-------- DATA SHOWN

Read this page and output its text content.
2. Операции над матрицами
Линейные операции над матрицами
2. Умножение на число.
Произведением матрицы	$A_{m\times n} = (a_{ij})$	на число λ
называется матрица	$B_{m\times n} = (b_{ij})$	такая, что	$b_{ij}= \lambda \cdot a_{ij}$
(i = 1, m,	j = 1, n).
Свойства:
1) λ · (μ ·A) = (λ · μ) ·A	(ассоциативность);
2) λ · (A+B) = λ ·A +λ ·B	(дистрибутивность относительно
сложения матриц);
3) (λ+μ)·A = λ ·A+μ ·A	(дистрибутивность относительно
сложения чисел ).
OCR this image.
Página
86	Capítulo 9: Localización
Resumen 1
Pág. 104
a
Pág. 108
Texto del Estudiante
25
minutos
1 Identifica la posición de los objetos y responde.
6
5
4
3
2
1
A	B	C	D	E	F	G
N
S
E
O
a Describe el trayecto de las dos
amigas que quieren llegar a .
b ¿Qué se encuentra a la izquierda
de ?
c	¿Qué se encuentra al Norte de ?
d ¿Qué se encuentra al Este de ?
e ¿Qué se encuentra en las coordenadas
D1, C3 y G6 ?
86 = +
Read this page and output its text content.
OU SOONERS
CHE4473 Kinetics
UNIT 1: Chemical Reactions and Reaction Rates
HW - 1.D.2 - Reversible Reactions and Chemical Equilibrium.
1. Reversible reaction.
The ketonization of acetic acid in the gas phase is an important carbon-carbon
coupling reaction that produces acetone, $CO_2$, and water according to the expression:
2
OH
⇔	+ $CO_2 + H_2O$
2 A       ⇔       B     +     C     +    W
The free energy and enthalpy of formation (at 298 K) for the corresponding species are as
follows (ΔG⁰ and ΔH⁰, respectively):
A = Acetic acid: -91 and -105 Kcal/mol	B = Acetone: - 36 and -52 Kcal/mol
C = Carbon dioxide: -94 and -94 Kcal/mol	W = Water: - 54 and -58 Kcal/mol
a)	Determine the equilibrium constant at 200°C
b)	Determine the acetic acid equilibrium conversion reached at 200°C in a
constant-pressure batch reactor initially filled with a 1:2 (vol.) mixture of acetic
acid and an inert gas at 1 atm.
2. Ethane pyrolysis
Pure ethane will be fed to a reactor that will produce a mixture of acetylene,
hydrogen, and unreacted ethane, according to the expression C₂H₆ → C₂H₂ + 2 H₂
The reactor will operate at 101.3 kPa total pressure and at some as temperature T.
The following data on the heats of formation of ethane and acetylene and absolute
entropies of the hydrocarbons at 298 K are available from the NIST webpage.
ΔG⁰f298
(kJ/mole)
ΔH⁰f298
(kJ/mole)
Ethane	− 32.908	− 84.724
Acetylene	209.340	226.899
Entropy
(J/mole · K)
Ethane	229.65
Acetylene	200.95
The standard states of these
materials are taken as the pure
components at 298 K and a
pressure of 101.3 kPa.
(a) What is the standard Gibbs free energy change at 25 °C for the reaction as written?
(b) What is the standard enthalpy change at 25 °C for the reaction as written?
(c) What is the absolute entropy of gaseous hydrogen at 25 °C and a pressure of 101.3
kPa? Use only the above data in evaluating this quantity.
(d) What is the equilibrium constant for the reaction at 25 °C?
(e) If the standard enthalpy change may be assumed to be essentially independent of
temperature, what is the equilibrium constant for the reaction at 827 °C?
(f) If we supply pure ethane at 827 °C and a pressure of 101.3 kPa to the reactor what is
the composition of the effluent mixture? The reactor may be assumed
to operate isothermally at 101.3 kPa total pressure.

----------------

EXERCISE DESCRIPTION: Each entry above is to be set down again in exactly the same words.

RESPONSE BELOW:
Read this page and output its text content.
2. Операции над матрицами
Линейные операции над матрицами
2. Умножение на число.
Произведением матрицы	$A_{m\times n} = (a_{ij})$	на число λ
называется матрица	$B_{m\times n} = (b_{ij})$	такая, что	$b_{ij}= \lambda \cdot a_{ij}$
(i = 1, m,	j = 1, n).
Свойства:
1) λ · (μ ·A) = (λ · μ) ·A	(ассоциативность);
2) λ · (A+B) = λ ·A +λ ·B	(дистрибутивность относительно
сложения матриц);
3) (λ+μ)·A = λ ·A+μ ·A	(дистрибутивность относительно
сложения чисел ).
OCR this image.
Página
86	Capítulo 9: Localización
Resumen 1
Pág. 104
a
Pág. 108
Texto del Estudiante
25
minutos
1 Identifica la posición de los objetos y responde.
6
5
4
3
2
1
A	B	C	D	E	F	G
N
S
E
O
a Describe el trayecto de las dos
amigas que quieren llegar a .
b ¿Qué se encuentra a la izquierda
de ?
c	¿Qué se encuentra al Norte de ?
d ¿Qué se encuentra al Este de ?
e ¿Qué se encuentra en las coordenadas
D1, C3 y G6 ?
86 = +
Read this page and output its text content.
OU SOONERS
CHE4473 Kinetics
UNIT 1: Chemical Reactions and Reaction Rates
HW - 1.D.2 - Reversible Reactions and Chemical Equilibrium.
1. Reversible reaction.
The ketonization of acetic acid in the gas phase is an important carbon-carbon
coupling reaction that produces acetone, $CO_2$, and water according to the expression:
2
OH
⇔	+ $CO_2 + H_2O$
2 A       ⇔       B     +     C     +    W
The free energy and enthalpy of formation (at 298 K) for the corresponding species are as
follows (ΔG⁰ and ΔH⁰, respectively):
A = Acetic acid: -91 and -105 Kcal/mol	B = Acetone: - 36 and -52 Kcal/mol
C = Carbon dioxide: -94 and -94 Kcal/mol	W = Water: - 54 and -58 Kcal/mol
a)	Determine the equilibrium constant at 200°C
b)	Determine the acetic acid equilibrium conversion reached at 200°C in a
constant-pressure batch reactor initially filled with a 1:2 (vol.) mixture of acetic
acid and an inert gas at 1 atm.
2. Ethane pyrolysis
Pure ethane will be fed to a reactor that will produce a mixture of acetylene,
hydrogen, and unreacted ethane, according to the expression C₂H₆ → C₂H₂ + 2 H₂
The reactor will operate at 101.3 kPa total pressure and at some as temperature T.
The following data on the heats of formation of ethane and acetylene and absolute
entropies of the hydrocarbons at 298 K are available from the NIST webpage.
ΔG⁰f298
(kJ/mole)
ΔH⁰f298
(kJ/mole)
Ethane	− 32.908	− 84.724
Acetylene	209.340	226.899
Entropy
(J/mole · K)
Ethane	229.65
Acetylene	200.95
The standard states of these
materials are taken as the pure
components at 298 K and a
pressure of 101.3 kPa.
(a) What is the standard Gibbs free energy change at 25 °C for the reaction as written?
(b) What is the standard enthalpy change at 25 °C for the reaction as written?
(c) What is the absolute entropy of gaseous hydrogen at 25 °C and a pressure of 101.3
kPa? Use only the above data in evaluating this quantity.
(d) What is the equilibrium constant for the reaction at 25 °C?
(e) If the standard enthalpy change may be assumed to be essentially independent of
temperature, what is the equilibrium constant for the reaction at 827 °C?
(f) If we supply pure ethane at 827 °C and a pressure of 101.3 kPa to the reactor what is
the composition of the effluent mixture? The reactor may be assumed
to operate isothermally at 101.3 kPa total pressure.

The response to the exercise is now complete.